Dataset items:
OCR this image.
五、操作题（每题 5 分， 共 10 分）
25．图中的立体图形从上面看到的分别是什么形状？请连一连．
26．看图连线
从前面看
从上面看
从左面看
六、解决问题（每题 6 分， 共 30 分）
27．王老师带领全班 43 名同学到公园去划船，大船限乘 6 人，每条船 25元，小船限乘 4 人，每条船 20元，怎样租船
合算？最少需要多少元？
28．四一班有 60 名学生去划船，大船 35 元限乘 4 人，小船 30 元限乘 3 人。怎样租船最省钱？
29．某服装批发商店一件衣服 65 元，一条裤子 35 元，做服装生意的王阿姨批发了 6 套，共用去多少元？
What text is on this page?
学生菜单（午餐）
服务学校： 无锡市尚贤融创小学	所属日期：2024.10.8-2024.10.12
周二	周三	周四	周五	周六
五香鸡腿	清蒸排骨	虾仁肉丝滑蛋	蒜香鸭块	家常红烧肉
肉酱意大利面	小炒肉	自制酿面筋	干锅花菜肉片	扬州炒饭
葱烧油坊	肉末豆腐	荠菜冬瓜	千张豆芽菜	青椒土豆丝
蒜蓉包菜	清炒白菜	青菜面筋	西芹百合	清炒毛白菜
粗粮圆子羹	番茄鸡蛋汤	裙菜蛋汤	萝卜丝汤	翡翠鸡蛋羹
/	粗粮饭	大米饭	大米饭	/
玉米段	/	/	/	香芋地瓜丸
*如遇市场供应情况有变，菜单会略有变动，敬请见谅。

REQUIRED TASK:
Every entry must be output again, exactly as written above.

RESPONSE:
OCR this image.
五、操作题（每题 5 分， 共 10 分）
25．图中的立体图形从上面看到的分别是什么形状？请连一连．
26．看图连线
从前面看
从上面看
从左面看
六、解决问题（每题 6 分， 共 30 分）
27．王老师带领全班 43 名同学到公园去划船，大船限乘 6 人，每条船 25元，小船限乘 4 人，每条船 20元，怎样租船
合算？最少需要多少元？
28．四一班有 60 名学生去划船，大船 35 元限乘 4 人，小船 30 元限乘 3 人。怎样租船最省钱？
29．某服装批发商店一件衣服 65 元，一条裤子 35 元，做服装生意的王阿姨批发了 6 套，共用去多少元？
What text is on this page?
学生菜单（午餐）
服务学校： 无锡市尚贤融创小学	所属日期：2024.10.8-2024.10.12
周二	周三	周四	周五	周六
五香鸡腿	清蒸排骨	虾仁肉丝滑蛋	蒜香鸭块	家常红烧肉
肉酱意大利面	小炒肉	自制酿面筋	干锅花菜肉片	扬州炒饭
葱烧油坊	肉末豆腐	荠菜冬瓜	千张豆芽菜	青椒土豆丝
蒜蓉包菜	清炒白菜	青菜面筋	西芹百合	清炒毛白菜
粗粮圆子羹	番茄鸡蛋汤	裙菜蛋汤	萝卜丝汤	翡翠鸡蛋羹
/	粗粮饭	大米饭	大米饭	/
玉米段	/	/	/	香芋地瓜丸
*如遇市场供应情况有变，菜单会略有变动，敬请见谅。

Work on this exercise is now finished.